EXTRAIT:
Guy Musy

Evangile de dimanche: les petits chiens!

Alors quoi, Jésus refuse d’accueillir les païens et réserve ses bienfaits aux seuls gens de chez lui? Voilà qui paraît bien étrange. Même si ses frères et sœurs juifs qui bénéficient en priorité de ses soins sont les « brebis perdues” de la maison d’Israël. Dieu sait si ce guérisseur galiléen a couru les collines, les rivages des lacs et même les lieux peu fréquentables pour découvrir ces pauvres de Yahwe,  les mettre sur pied, les réhabiliter. Un publicain par ci, une prostituée par là, un cul-de-jatte mendiant, un lépreux honteux, une veuve en pleurs, un aveugle-né qui le harcèle sur son passage… N’est-ce pas suffisant pour remplir la vie d’un homme, fut-il un dieu?

Et le voilà fatigué qui prend des vacances au Liban, hors des frontières d’Israël. Le temps de respirer, de faire le point, de prier… Mais tout bascule à cause d’une Cananéenne. Et le voici repris dans le tournis des supplications quotidiennes. Ne savait-il donc pas que chez les païens les brebis perdues étaient plus nombreuses qu’en Israël, et, selon toute vraisemblance, encore plus malheureuses?

Aux gémissements de la Cananéenne, qui le poursuit de ses cris, répond un mouvement d’humeur. Beaucoup plus qu’un agacement, mais ce qui pourrait paraître comme une grave injure. La femme, loin de s’en offusquer, en convient et même en rajoute. Oui, elle est une chienne. Et même, moins que cela: elle n’est qu’un chiot qui se contente de happer quelques miettes tombées de la table où mangent les enfants de la maison.

Ce n’est pas Jésus qui guérit la fille de la païenne, mais c’est la foi de cette mère.

Cette réplique évoque, dans un autre évangile, un certain Lazare, lui aussi accroupi sous la table du riche, se rassasiant des reliefs de son banquet. Le rapprochement est saisissant. L’un et l’autre sont finalement comblés. Notez-le bien: ce n’est pas Jésus qui guérit la fille de la païenne, mais c’est la foi de cette mère. Elle croit que la miséricorde divine ne connaît pas de frontières. Tel un large manteau, elle couvre la misère universelle.

Certains commentateurs disent que cette singulière rencontre a provoqué une «conversion» de Jésus. Cette femme lui a fait comprendre que son évangile devait aller jusqu’au bout du monde et jusqu’à la fin des temps.

DONNÉES FOURNIES:
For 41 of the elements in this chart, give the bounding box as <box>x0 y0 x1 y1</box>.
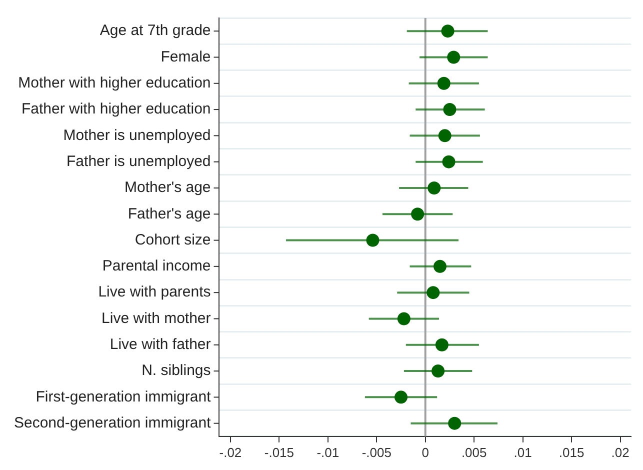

VOTRE OBJECTIF: Les affirmations suivantes concordent-elles avec l'extrait ? (a) Jésus, fatigué, part en vacances au Liban, hors des frontières d'Israël. (b) La Cananéenne s'offusque d'être traitée de chienne. (c) C'est Jésus qui guérit la fille de la païenne. Répondez par oui ou par non à chacune, en citant les mots décisifs de l'extrait.

RÉSULTAT CI-DESSOUS:
(a) Oui : « Et le voilà fatigué qui prend des vacances au Liban, hors des frontières d’Israël. »
(b) Non : « La femme, loin de s’en offusquer, en convient et même en rajoute. »
(c) Non : « ce n’est pas Jésus qui guérit la fille de la païenne, mais c’est la foi de cette mère. »